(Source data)
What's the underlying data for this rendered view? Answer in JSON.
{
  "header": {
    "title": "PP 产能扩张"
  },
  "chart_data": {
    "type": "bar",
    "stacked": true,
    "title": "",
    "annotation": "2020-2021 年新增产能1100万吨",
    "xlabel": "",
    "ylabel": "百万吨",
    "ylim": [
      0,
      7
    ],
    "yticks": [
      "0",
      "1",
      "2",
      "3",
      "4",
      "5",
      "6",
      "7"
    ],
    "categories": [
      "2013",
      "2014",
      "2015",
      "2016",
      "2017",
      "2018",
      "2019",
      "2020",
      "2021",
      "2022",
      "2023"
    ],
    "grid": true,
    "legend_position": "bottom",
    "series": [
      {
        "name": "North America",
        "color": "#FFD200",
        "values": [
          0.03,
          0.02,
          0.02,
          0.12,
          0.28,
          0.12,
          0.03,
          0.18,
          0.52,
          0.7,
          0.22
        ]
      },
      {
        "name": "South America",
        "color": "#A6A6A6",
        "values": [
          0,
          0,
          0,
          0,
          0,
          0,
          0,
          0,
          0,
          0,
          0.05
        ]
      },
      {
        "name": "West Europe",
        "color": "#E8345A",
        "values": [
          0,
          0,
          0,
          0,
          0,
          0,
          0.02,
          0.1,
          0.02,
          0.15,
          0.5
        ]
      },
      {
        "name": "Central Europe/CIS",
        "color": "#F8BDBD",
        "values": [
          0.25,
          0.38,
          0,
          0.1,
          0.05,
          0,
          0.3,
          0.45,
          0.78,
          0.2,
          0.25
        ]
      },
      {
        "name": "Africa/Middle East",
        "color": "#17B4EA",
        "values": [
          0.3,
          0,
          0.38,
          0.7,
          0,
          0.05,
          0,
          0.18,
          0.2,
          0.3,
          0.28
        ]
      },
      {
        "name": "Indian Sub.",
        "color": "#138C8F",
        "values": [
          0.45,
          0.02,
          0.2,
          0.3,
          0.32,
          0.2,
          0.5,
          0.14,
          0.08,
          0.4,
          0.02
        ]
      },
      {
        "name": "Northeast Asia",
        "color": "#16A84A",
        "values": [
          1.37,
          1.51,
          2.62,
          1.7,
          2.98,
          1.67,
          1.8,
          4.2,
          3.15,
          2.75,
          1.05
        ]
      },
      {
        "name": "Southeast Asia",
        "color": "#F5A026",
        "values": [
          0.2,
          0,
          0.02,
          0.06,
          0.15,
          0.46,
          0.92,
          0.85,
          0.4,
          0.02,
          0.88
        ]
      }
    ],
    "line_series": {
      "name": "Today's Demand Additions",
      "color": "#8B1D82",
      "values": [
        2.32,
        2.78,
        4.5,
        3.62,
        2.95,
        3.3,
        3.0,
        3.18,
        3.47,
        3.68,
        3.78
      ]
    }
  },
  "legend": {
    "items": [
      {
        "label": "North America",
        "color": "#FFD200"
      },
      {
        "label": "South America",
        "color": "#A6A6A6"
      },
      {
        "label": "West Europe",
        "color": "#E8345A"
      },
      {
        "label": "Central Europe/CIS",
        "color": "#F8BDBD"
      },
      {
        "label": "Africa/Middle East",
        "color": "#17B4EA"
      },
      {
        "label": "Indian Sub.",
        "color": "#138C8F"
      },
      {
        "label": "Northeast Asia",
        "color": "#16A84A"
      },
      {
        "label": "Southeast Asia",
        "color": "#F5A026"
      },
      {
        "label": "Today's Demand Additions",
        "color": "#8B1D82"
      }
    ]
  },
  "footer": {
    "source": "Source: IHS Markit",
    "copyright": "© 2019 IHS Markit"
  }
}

STATED EXERCISE:
Repeat the entries exactly, all of them.

ANSWER TO THE EXERCISE:
What's the underlying data for this rendered view? Answer in JSON.
{
  "header": {
    "title": "PP 产能扩张"
  },
  "chart_data": {
    "type": "bar",
    "stacked": true,
    "title": "",
    "annotation": "2020-2021 年新增产能1100万吨",
    "xlabel": "",
    "ylabel": "百万吨",
    "ylim": [
      0,
      7
    ],
    "yticks": [
      "0",
      "1",
      "2",
      "3",
      "4",
      "5",
      "6",
      "7"
    ],
    "categories": [
      "2013",
      "2014",
      "2015",
      "2016",
      "2017",
      "2018",
      "2019",
      "2020",
      "2021",
      "2022",
      "2023"
    ],
    "grid": true,
    "legend_position": "bottom",
    "series": [
      {
        "name": "North America",
        "color": "#FFD200",
        "values": [
          0.03,
          0.02,
          0.02,
          0.12,
          0.28,
          0.12,
          0.03,
          0.18,
          0.52,
          0.7,
          0.22
        ]
      },
      {
        "name": "South America",
        "color": "#A6A6A6",
        "values": [
          0,
          0,
          0,
          0,
          0,
          0,
          0,
          0,
          0,
          0,
          0.05
        ]
      },
      {
        "name": "West Europe",
        "color": "#E8345A",
        "values": [
          0,
          0,
          0,
          0,
          0,
          0,
          0.02,
          0.1,
          0.02,
          0.15,
          0.5
        ]
      },
      {
        "name": "Central Europe/CIS",
        "color": "#F8BDBD",
        "values": [
          0.25,
          0.38,
          0,
          0.1,
          0.05,
          0,
          0.3,
          0.45,
          0.78,
          0.2,
          0.25
        ]
      },
      {
        "name": "Africa/Middle East",
        "color": "#17B4EA",
        "values": [
          0.3,
          0,
          0.38,
          0.7,
          0,
          0.05,
          0,
          0.18,
          0.2,
          0.3,
          0.28
        ]
      },
      {
        "name": "Indian Sub.",
        "color": "#138C8F",
        "values": [
          0.45,
          0.02,
          0.2,
          0.3,
          0.32,
          0.2,
          0.5,
          0.14,
          0.08,
          0.4,
          0.02
        ]
      },
      {
        "name": "Northeast Asia",
        "color": "#16A84A",
        "values": [
          1.37,
          1.51,
          2.62,
          1.7,
          2.98,
          1.67,
          1.8,
          4.2,
          3.15,
          2.75,
          1.05
        ]
      },
      {
        "name": "Southeast Asia",
        "color": "#F5A026",
        "values": [
          0.2,
          0,
          0.02,
          0.06,
          0.15,
          0.46,
          0.92,
          0.85,
          0.4,
          0.02,
          0.88
        ]
      }
    ],
    "line_series": {
      "name": "Today's Demand Additions",
      "color": "#8B1D82",
      "values": [
        2.32,
        2.78,
        4.5,
        3.62,
        2.95,
        3.3,
        3.0,
        3.18,
        3.47,
        3.68,
        3.78
      ]
    }
  },
  "legend": {
    "items": [
      {
        "label": "North America",
        "color": "#FFD200"
      },
      {
        "label": "South America",
        "color": "#A6A6A6"
      },
      {
        "label": "West Europe",
        "color": "#E8345A"
      },
      {
        "label": "Central Europe/CIS",
        "color": "#F8BDBD"
      },
      {
        "label": "Africa/Middle East",
        "color": "#17B4EA"
      },
      {
        "label": "Indian Sub.",
        "color": "#138C8F"
      },
      {
        "label": "Northeast Asia",
        "color": "#16A84A"
      },
      {
        "label": "Southeast Asia",
        "color": "#F5A026"
      },
      {
        "label": "Today's Demand Additions",
        "color": "#8B1D82"
      }
    ]
  },
  "footer": {
    "source": "Source: IHS Markit",
    "copyright": "© 2019 IHS Markit"
  }
}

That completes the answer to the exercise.